What the exercise asks:
Every record must be written out once more, with nothing added or omitted.
### Provided records ###
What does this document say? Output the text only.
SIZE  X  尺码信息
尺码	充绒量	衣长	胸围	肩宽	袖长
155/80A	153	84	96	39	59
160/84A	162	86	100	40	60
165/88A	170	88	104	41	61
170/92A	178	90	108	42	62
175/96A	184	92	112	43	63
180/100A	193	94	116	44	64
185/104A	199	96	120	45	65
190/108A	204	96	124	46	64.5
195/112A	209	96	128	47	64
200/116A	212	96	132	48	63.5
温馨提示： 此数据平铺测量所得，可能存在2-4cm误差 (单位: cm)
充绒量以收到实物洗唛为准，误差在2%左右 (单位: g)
###
Response:
What does this document say? Output the text only.
SIZE  X  尺码信息
尺码	充绒量	衣长	胸围	肩宽	袖长
155/80A	153	84	96	39	59
160/84A	162	86	100	40	60
165/88A	170	88	104	41	61
170/92A	178	90	108	42	62
175/96A	184	92	112	43	63
180/100A	193	94	116	44	64
185/104A	199	96	120	45	65
190/108A	204	96	124	46	64.5
195/112A	209	96	128	47	64
200/116A	212	96	132	48	63.5
温馨提示： 此数据平铺测量所得，可能存在2-4cm误差 (单位: cm)
充绒量以收到实物洗唛为准，误差在2%左右 (单位: g)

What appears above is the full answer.